Reproduce every line in the listing that contains the word "screenshot".
*** EXERCISE DATA ***
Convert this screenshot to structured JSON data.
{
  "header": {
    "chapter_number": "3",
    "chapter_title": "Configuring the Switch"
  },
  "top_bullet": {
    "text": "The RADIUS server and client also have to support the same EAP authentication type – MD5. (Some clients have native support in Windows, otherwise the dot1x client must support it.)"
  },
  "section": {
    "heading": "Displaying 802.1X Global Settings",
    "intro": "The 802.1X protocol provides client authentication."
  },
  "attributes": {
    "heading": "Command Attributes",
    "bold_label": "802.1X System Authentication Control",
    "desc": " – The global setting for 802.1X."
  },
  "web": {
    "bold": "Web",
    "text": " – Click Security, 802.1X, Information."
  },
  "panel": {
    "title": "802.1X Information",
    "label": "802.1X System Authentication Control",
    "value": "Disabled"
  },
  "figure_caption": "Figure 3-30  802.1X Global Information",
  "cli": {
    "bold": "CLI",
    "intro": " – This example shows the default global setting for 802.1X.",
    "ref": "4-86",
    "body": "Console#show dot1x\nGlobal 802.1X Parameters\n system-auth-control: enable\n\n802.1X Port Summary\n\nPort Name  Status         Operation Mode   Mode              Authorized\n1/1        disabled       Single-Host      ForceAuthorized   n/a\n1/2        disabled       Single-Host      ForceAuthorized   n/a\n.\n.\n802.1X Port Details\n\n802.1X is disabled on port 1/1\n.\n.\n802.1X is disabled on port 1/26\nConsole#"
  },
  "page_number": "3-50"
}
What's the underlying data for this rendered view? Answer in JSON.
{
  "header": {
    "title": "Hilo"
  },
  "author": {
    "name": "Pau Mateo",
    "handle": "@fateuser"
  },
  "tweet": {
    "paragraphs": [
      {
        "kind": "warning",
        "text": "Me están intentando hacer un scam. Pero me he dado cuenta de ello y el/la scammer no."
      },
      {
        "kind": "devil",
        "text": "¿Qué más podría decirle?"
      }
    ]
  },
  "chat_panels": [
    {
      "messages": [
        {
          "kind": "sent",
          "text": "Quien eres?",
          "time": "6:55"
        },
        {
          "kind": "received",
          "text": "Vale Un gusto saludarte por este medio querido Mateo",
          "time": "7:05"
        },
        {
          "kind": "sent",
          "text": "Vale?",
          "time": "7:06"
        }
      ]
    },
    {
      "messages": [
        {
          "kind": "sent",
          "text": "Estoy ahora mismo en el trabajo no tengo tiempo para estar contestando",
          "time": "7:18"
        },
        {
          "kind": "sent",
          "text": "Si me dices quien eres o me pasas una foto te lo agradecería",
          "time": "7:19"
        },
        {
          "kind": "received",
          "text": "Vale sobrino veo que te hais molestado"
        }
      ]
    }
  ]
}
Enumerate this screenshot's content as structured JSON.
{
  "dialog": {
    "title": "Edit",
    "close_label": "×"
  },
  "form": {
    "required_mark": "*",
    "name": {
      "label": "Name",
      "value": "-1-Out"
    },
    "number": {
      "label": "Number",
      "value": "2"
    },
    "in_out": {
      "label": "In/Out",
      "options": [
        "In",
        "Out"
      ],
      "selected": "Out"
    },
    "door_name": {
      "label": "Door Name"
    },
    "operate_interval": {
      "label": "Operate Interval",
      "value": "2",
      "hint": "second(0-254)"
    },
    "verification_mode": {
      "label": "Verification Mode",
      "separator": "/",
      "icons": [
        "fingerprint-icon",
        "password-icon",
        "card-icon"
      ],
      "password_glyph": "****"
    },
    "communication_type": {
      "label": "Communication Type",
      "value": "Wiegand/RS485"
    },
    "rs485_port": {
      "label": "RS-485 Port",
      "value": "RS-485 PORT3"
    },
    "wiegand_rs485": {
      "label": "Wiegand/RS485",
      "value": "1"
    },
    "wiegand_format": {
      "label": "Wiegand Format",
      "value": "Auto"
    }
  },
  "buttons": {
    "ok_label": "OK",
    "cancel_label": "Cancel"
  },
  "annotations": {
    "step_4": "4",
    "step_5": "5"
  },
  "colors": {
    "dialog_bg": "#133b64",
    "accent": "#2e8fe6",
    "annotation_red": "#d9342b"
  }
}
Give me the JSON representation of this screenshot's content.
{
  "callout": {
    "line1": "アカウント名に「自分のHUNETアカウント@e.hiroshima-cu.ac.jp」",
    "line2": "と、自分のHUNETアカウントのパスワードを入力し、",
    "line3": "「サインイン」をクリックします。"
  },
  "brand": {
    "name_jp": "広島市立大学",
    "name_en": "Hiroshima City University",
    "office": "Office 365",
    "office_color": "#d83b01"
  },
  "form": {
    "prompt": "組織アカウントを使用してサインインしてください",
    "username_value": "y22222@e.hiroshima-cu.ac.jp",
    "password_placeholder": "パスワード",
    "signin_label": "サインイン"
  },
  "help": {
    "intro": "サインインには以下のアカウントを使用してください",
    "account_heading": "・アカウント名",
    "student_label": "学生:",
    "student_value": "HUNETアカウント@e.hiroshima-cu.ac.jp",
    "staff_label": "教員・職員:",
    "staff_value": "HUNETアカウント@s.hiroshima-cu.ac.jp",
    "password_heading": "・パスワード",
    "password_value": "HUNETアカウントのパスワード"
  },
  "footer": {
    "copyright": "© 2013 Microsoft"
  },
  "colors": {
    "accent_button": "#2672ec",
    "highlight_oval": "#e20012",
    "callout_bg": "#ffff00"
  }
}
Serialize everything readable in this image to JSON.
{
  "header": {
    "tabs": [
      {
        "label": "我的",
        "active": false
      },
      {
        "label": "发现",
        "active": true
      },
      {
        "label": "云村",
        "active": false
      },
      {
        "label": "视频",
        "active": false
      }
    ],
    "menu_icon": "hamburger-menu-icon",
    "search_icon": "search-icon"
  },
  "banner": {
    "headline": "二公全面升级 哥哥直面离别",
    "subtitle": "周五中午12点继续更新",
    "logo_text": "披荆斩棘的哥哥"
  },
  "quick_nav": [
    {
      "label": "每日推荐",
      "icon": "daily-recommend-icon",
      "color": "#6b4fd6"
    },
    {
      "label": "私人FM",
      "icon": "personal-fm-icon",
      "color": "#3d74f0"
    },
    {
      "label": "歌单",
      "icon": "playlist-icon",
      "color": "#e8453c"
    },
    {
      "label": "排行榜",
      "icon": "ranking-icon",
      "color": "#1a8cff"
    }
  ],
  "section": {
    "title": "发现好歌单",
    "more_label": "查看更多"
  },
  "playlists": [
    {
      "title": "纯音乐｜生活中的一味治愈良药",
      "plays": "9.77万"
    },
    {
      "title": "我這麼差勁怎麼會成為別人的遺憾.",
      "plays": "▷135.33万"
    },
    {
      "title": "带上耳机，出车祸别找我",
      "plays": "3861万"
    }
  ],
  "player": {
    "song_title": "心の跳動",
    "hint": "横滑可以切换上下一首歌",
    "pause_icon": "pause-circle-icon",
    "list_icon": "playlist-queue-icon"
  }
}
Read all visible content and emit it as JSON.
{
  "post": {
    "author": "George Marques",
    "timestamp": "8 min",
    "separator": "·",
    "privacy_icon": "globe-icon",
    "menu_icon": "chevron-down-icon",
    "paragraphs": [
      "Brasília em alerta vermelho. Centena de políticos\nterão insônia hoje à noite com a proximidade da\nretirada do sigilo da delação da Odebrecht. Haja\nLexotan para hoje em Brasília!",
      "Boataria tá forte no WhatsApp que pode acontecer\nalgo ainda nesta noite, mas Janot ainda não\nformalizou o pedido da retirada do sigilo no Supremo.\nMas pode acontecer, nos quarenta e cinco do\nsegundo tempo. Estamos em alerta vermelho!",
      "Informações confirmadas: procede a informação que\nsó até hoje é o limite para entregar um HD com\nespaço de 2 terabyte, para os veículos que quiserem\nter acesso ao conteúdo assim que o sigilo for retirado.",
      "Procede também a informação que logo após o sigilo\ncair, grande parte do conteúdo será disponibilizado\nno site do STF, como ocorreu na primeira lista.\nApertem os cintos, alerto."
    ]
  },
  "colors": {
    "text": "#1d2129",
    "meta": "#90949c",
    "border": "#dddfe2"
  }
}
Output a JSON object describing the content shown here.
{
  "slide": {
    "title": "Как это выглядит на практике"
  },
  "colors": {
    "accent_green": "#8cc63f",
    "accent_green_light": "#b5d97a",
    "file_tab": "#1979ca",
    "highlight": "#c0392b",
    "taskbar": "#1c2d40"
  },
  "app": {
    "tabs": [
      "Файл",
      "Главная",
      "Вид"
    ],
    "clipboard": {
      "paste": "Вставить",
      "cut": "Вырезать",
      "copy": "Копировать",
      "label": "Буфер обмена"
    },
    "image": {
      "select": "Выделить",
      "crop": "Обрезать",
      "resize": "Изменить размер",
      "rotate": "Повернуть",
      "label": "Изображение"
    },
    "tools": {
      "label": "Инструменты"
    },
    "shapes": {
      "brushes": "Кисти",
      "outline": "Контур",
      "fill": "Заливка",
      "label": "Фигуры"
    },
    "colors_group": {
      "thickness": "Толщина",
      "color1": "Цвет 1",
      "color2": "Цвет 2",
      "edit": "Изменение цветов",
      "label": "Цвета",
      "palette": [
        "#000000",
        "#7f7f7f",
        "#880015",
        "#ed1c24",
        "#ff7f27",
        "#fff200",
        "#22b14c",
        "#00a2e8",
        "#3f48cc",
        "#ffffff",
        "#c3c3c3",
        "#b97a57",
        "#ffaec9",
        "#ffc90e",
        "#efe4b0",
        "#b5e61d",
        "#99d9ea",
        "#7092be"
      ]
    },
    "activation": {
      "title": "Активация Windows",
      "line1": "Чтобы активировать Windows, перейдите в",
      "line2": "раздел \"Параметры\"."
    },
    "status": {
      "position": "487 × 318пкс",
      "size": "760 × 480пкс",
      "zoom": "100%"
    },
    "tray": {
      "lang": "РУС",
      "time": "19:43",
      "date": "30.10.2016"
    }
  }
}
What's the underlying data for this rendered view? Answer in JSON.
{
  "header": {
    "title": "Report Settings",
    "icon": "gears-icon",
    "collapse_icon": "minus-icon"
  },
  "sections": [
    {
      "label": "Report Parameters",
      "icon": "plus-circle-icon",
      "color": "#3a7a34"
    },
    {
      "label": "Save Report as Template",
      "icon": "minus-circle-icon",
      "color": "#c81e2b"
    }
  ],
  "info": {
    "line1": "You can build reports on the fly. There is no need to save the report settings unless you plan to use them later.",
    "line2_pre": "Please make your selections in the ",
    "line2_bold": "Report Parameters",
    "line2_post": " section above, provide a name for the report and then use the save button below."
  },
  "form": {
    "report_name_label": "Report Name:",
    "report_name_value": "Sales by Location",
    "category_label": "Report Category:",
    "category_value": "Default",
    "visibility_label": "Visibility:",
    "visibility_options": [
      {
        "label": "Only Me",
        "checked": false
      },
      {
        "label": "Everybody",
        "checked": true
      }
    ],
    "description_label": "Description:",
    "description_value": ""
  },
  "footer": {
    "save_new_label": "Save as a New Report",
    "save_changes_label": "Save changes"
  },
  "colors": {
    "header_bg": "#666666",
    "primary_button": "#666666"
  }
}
***
### OUTPUT OF THE TASK
Convert this screenshot to structured JSON data.
Enumerate this screenshot's content as structured JSON.
Give me the JSON representation of this screenshot's content.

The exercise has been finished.